_PROBLEM DESCRIPTION:_ Provide a single number: the count of lines containing the string "color".

_DATA SHOWN:_
-.-.-
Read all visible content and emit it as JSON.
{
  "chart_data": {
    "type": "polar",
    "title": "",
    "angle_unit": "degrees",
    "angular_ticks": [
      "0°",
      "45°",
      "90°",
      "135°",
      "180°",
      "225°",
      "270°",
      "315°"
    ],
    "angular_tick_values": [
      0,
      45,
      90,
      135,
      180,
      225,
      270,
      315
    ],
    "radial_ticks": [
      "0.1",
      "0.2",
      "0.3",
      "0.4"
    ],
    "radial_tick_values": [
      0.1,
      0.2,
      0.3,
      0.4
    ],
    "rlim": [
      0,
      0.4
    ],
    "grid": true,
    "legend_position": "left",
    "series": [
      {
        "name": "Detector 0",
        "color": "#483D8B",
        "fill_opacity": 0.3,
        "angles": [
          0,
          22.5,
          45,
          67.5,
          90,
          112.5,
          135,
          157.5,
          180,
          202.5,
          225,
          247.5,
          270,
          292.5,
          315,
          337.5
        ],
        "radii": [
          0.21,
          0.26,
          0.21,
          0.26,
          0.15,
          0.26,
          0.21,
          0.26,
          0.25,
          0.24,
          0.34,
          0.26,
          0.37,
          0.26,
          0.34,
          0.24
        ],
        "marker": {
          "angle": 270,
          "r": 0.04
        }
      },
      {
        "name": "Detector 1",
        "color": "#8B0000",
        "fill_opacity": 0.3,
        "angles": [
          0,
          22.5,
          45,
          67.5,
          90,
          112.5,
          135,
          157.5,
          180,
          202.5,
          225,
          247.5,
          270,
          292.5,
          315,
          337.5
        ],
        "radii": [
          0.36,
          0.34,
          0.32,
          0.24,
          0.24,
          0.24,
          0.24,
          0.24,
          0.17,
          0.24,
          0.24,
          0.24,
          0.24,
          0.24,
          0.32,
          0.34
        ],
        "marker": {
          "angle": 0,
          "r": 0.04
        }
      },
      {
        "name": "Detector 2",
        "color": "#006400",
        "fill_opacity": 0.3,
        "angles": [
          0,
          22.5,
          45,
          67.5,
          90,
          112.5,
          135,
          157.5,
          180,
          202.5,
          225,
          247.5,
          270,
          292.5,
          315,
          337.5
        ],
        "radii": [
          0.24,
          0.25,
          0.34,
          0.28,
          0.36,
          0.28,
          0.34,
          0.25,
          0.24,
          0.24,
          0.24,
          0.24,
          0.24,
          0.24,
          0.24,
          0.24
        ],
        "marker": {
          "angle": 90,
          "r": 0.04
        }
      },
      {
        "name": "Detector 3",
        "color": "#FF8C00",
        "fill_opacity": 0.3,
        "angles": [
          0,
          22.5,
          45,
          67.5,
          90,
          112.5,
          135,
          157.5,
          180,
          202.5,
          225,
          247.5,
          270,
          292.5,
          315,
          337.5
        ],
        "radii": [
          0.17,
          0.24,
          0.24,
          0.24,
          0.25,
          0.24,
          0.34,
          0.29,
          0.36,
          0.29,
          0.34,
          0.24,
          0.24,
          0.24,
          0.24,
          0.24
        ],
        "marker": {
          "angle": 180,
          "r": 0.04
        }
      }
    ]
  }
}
-.-.-
_EXPECTED OUTPUT:_ 4